Arrange everything from the row containing "Itemize 41 of" down to the row containing "y-tick-label: -5 bbox=[11, 174, 22, 188]" as a numbered list, with both of those rows included and blank lines skipped. Leave the picture out of the list.

Source material:

———

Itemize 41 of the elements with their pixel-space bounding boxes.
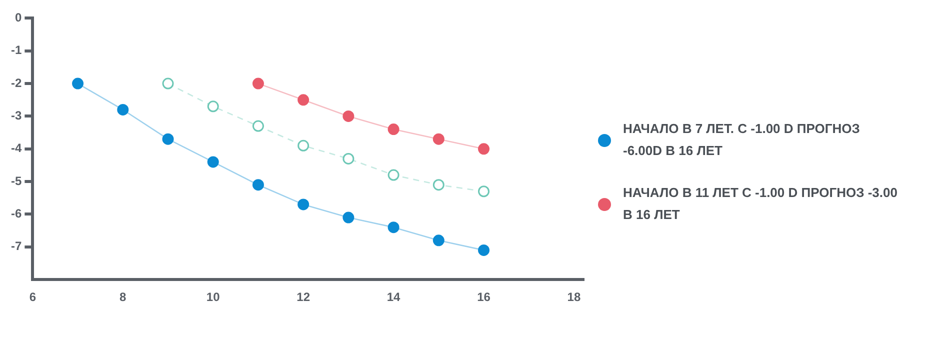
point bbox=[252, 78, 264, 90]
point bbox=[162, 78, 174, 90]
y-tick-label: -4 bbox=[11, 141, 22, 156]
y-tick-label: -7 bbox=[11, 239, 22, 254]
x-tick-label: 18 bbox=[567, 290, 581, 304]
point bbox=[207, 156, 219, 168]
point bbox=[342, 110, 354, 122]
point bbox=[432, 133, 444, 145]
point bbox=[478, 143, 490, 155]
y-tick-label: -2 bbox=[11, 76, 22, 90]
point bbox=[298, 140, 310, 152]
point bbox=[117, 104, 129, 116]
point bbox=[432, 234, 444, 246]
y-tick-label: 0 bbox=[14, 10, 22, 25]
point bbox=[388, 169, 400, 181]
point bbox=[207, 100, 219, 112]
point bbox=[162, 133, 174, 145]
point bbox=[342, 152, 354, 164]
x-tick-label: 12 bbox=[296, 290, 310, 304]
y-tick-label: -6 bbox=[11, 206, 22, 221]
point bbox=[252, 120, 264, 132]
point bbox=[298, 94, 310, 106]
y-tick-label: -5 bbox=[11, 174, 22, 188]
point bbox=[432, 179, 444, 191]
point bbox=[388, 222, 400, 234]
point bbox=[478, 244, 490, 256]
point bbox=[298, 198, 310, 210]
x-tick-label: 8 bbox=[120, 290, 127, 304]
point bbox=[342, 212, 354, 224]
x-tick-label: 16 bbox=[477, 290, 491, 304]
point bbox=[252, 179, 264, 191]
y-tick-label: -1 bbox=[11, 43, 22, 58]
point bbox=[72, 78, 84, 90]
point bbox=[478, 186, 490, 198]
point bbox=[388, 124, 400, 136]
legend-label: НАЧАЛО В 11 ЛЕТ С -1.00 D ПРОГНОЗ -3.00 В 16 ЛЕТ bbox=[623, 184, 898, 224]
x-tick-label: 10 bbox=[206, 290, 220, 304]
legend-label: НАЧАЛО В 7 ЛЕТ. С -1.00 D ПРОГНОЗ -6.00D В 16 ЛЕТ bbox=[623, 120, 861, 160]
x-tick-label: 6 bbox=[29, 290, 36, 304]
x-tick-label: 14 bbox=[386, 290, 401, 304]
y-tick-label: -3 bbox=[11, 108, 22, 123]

———

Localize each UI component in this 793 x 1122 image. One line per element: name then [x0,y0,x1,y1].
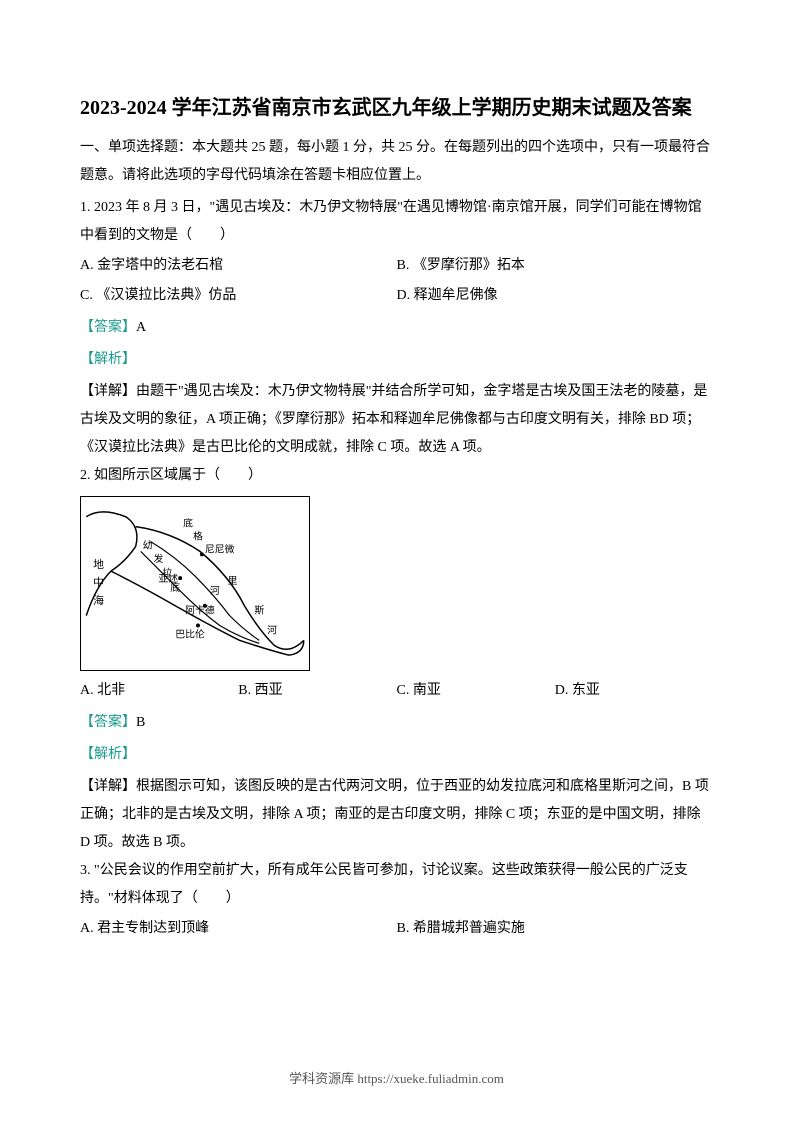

———

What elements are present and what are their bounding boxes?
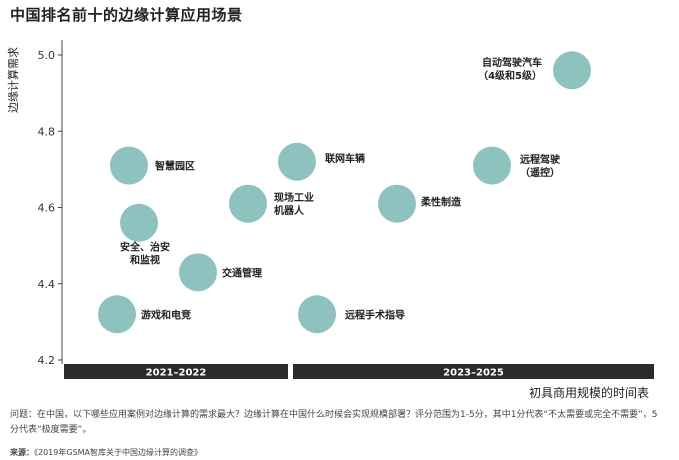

———

Worked answer:
1. Itemize 41 of the elements with their pixel-space bounding boxes.
2. point bbox=[252, 78, 264, 90]
3. point bbox=[162, 78, 174, 90]
4. y-tick-label: -4 bbox=[11, 141, 22, 156]
5. y-tick-label: -7 bbox=[11, 239, 22, 254]
6. x-tick-label: 18 bbox=[567, 290, 581, 304]
7. point bbox=[207, 156, 219, 168]
8. point bbox=[342, 110, 354, 122]
9. point bbox=[432, 133, 444, 145]
10. point bbox=[478, 143, 490, 155]
11. y-tick-label: -2 bbox=[11, 76, 22, 90]
12. point bbox=[298, 140, 310, 152]
13. point bbox=[117, 104, 129, 116]
14. point bbox=[432, 234, 444, 246]
15. y-tick-label: 0 bbox=[14, 10, 22, 25]
16. point bbox=[388, 169, 400, 181]
17. point bbox=[207, 100, 219, 112]
18. point bbox=[162, 133, 174, 145]
19. point bbox=[342, 152, 354, 164]
20. x-tick-label: 12 bbox=[296, 290, 310, 304]
21. y-tick-label: -6 bbox=[11, 206, 22, 221]
22. point bbox=[252, 120, 264, 132]
23. point bbox=[298, 94, 310, 106]
24. y-tick-label: -5 bbox=[11, 174, 22, 188]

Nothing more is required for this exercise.